Task objective
Repeat each entry exactly and drop the pictures.

Dataset records
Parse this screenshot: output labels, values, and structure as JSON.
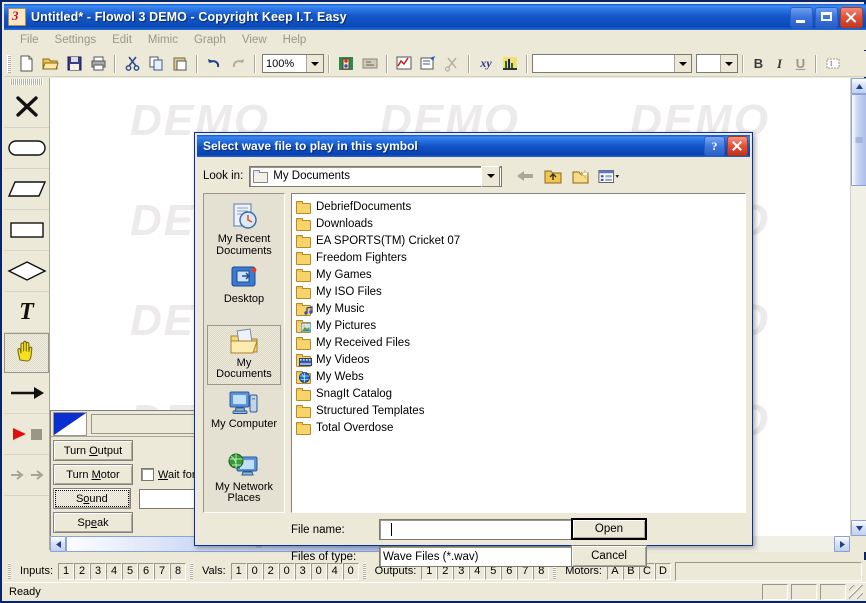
{
  "window": {
    "title": "Untitled* - Flowol 3 DEMO - Copyright Keep I.T. Easy",
    "app_icon": "flowol-icon",
    "minimize": "minimize-button",
    "maximize": "maximize-button",
    "close": "close-button"
  },
  "menu": {
    "items": [
      "File",
      "Settings",
      "Edit",
      "Mimic",
      "Graph",
      "View",
      "Help"
    ]
  },
  "toolbar": {
    "zoom_value": "100%",
    "font_name": "",
    "font_size": "",
    "bold": "B",
    "italic": "I",
    "underline": "U",
    "icons": [
      "new-document-icon",
      "open-folder-icon",
      "save-icon",
      "print-icon",
      "cut-icon",
      "copy-icon",
      "paste-icon",
      "undo-icon",
      "redo-icon",
      "mimic-icon",
      "subroutine-icon",
      "graph-icon",
      "properties-icon",
      "scissors-icon",
      "xy-variable-icon",
      "bar-graph-icon",
      "text-box-icon"
    ]
  },
  "palette": {
    "tools": [
      {
        "name": "delete-tool",
        "glyph": "x-mark"
      },
      {
        "name": "terminal-shape-tool",
        "glyph": "rounded-rect"
      },
      {
        "name": "io-shape-tool",
        "glyph": "parallelogram"
      },
      {
        "name": "process-shape-tool",
        "glyph": "rectangle"
      },
      {
        "name": "decision-shape-tool",
        "glyph": "diamond"
      },
      {
        "name": "text-tool",
        "glyph": "T"
      },
      {
        "name": "hand-pan-tool",
        "glyph": "hand",
        "selected": true
      },
      {
        "name": "connector-arrow-tool",
        "glyph": "arrow"
      },
      {
        "name": "run-stop-tool",
        "glyph": "play-stop"
      },
      {
        "name": "step-tool",
        "glyph": "step-arrows"
      }
    ]
  },
  "canvas": {
    "watermark": "DEMO"
  },
  "subpanel": {
    "buttons": [
      "Turn Output",
      "Turn Motor",
      "Sound",
      "Speak"
    ],
    "checkbox_label": "Wait for",
    "focused_button": "Sound"
  },
  "dialog": {
    "title": "Select wave file to play in this symbol",
    "help_button": "?",
    "close_button": "close-icon",
    "look_in_label": "Look in:",
    "look_in_value": "My Documents",
    "nav_icons": [
      "back-arrow-icon",
      "up-one-level-icon",
      "new-folder-icon",
      "views-dropdown-icon"
    ],
    "places": [
      {
        "label": "My Recent Documents",
        "icon": "recent-documents-icon",
        "selected": false
      },
      {
        "label": "Desktop",
        "icon": "desktop-icon",
        "selected": false
      },
      {
        "label": "My Documents",
        "icon": "my-documents-icon",
        "selected": true
      },
      {
        "label": "My Computer",
        "icon": "my-computer-icon",
        "selected": false
      },
      {
        "label": "My Network Places",
        "icon": "network-places-icon",
        "selected": false
      }
    ],
    "files": [
      {
        "name": "DebriefDocuments",
        "icon": "folder-icon"
      },
      {
        "name": "Downloads",
        "icon": "folder-icon"
      },
      {
        "name": "EA SPORTS(TM) Cricket 07",
        "icon": "folder-icon"
      },
      {
        "name": "Freedom Fighters",
        "icon": "folder-icon"
      },
      {
        "name": "My Games",
        "icon": "folder-icon"
      },
      {
        "name": "My ISO Files",
        "icon": "folder-icon"
      },
      {
        "name": "My Music",
        "icon": "music-folder-icon"
      },
      {
        "name": "My Pictures",
        "icon": "pictures-folder-icon"
      },
      {
        "name": "My Received Files",
        "icon": "folder-icon"
      },
      {
        "name": "My Videos",
        "icon": "videos-folder-icon"
      },
      {
        "name": "My Webs",
        "icon": "webs-folder-icon"
      },
      {
        "name": "SnagIt Catalog",
        "icon": "folder-icon"
      },
      {
        "name": "Structured Templates",
        "icon": "folder-icon"
      },
      {
        "name": "Total Overdose",
        "icon": "folder-icon"
      }
    ],
    "file_name_label": "File name:",
    "file_name_value": "",
    "files_of_type_label": "Files of type:",
    "files_of_type_value": "Wave Files (*.wav)",
    "open_button": "Open",
    "cancel_button": "Cancel"
  },
  "status": {
    "inputs_label": "Inputs:",
    "inputs": [
      "1",
      "2",
      "3",
      "4",
      "5",
      "6",
      "7",
      "8"
    ],
    "vals_label": "Vals:",
    "vals": [
      "1",
      "0",
      "2",
      "0",
      "3",
      "0",
      "4",
      "0"
    ],
    "outputs_label": "Outputs:",
    "outputs": [
      "1",
      "2",
      "3",
      "4",
      "5",
      "6",
      "7",
      "8"
    ],
    "motors_label": "Motors:",
    "motors": [
      "A",
      "B",
      "C",
      "D"
    ],
    "ready_text": "Ready"
  },
  "colors": {
    "title_blue": "#0a5bd3",
    "face": "#ece9d8",
    "dialog_border": "#0831a0",
    "selection": "#316ac5"
  }
}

Response to the exercise
Parse this screenshot: output labels, values, and structure as JSON.
{
  "window": {
    "title": "Untitled* - Flowol 3 DEMO - Copyright Keep I.T. Easy",
    "app_icon": "flowol-icon",
    "minimize": "minimize-button",
    "maximize": "maximize-button",
    "close": "close-button"
  },
  "menu": {
    "items": [
      "File",
      "Settings",
      "Edit",
      "Mimic",
      "Graph",
      "View",
      "Help"
    ]
  },
  "toolbar": {
    "zoom_value": "100%",
    "font_name": "",
    "font_size": "",
    "bold": "B",
    "italic": "I",
    "underline": "U",
    "icons": [
      "new-document-icon",
      "open-folder-icon",
      "save-icon",
      "print-icon",
      "cut-icon",
      "copy-icon",
      "paste-icon",
      "undo-icon",
      "redo-icon",
      "mimic-icon",
      "subroutine-icon",
      "graph-icon",
      "properties-icon",
      "scissors-icon",
      "xy-variable-icon",
      "bar-graph-icon",
      "text-box-icon"
    ]
  },
  "palette": {
    "tools": [
      {
        "name": "delete-tool",
        "glyph": "x-mark"
      },
      {
        "name": "terminal-shape-tool",
        "glyph": "rounded-rect"
      },
      {
        "name": "io-shape-tool",
        "glyph": "parallelogram"
      },
      {
        "name": "process-shape-tool",
        "glyph": "rectangle"
      },
      {
        "name": "decision-shape-tool",
        "glyph": "diamond"
      },
      {
        "name": "text-tool",
        "glyph": "T"
      },
      {
        "name": "hand-pan-tool",
        "glyph": "hand",
        "selected": true
      },
      {
        "name": "connector-arrow-tool",
        "glyph": "arrow"
      },
      {
        "name": "run-stop-tool",
        "glyph": "play-stop"
      },
      {
        "name": "step-tool",
        "glyph": "step-arrows"
      }
    ]
  },
  "canvas": {
    "watermark": "DEMO"
  },
  "subpanel": {
    "buttons": [
      "Turn Output",
      "Turn Motor",
      "Sound",
      "Speak"
    ],
    "checkbox_label": "Wait for",
    "focused_button": "Sound"
  },
  "dialog": {
    "title": "Select wave file to play in this symbol",
    "help_button": "?",
    "close_button": "close-icon",
    "look_in_label": "Look in:",
    "look_in_value": "My Documents",
    "nav_icons": [
      "back-arrow-icon",
      "up-one-level-icon",
      "new-folder-icon",
      "views-dropdown-icon"
    ],
    "places": [
      {
        "label": "My Recent Documents",
        "icon": "recent-documents-icon",
        "selected": false
      },
      {
        "label": "Desktop",
        "icon": "desktop-icon",
        "selected": false
      },
      {
        "label": "My Documents",
        "icon": "my-documents-icon",
        "selected": true
      },
      {
        "label": "My Computer",
        "icon": "my-computer-icon",
        "selected": false
      },
      {
        "label": "My Network Places",
        "icon": "network-places-icon",
        "selected": false
      }
    ],
    "files": [
      {
        "name": "DebriefDocuments",
        "icon": "folder-icon"
      },
      {
        "name": "Downloads",
        "icon": "folder-icon"
      },
      {
        "name": "EA SPORTS(TM) Cricket 07",
        "icon": "folder-icon"
      },
      {
        "name": "Freedom Fighters",
        "icon": "folder-icon"
      },
      {
        "name": "My Games",
        "icon": "folder-icon"
      },
      {
        "name": "My ISO Files",
        "icon": "folder-icon"
      },
      {
        "name": "My Music",
        "icon": "music-folder-icon"
      },
      {
        "name": "My Pictures",
        "icon": "pictures-folder-icon"
      },
      {
        "name": "My Received Files",
        "icon": "folder-icon"
      },
      {
        "name": "My Videos",
        "icon": "videos-folder-icon"
      },
      {
        "name": "My Webs",
        "icon": "webs-folder-icon"
      },
      {
        "name": "SnagIt Catalog",
        "icon": "folder-icon"
      },
      {
        "name": "Structured Templates",
        "icon": "folder-icon"
      },
      {
        "name": "Total Overdose",
        "icon": "folder-icon"
      }
    ],
    "file_name_label": "File name:",
    "file_name_value": "",
    "files_of_type_label": "Files of type:",
    "files_of_type_value": "Wave Files (*.wav)",
    "open_button": "Open",
    "cancel_button": "Cancel"
  },
  "status": {
    "inputs_label": "Inputs:",
    "inputs": [
      "1",
      "2",
      "3",
      "4",
      "5",
      "6",
      "7",
      "8"
    ],
    "vals_label": "Vals:",
    "vals": [
      "1",
      "0",
      "2",
      "0",
      "3",
      "0",
      "4",
      "0"
    ],
    "outputs_label": "Outputs:",
    "outputs": [
      "1",
      "2",
      "3",
      "4",
      "5",
      "6",
      "7",
      "8"
    ],
    "motors_label": "Motors:",
    "motors": [
      "A",
      "B",
      "C",
      "D"
    ],
    "ready_text": "Ready"
  },
  "colors": {
    "title_blue": "#0a5bd3",
    "face": "#ece9d8",
    "dialog_border": "#0831a0",
    "selection": "#316ac5"
  }
}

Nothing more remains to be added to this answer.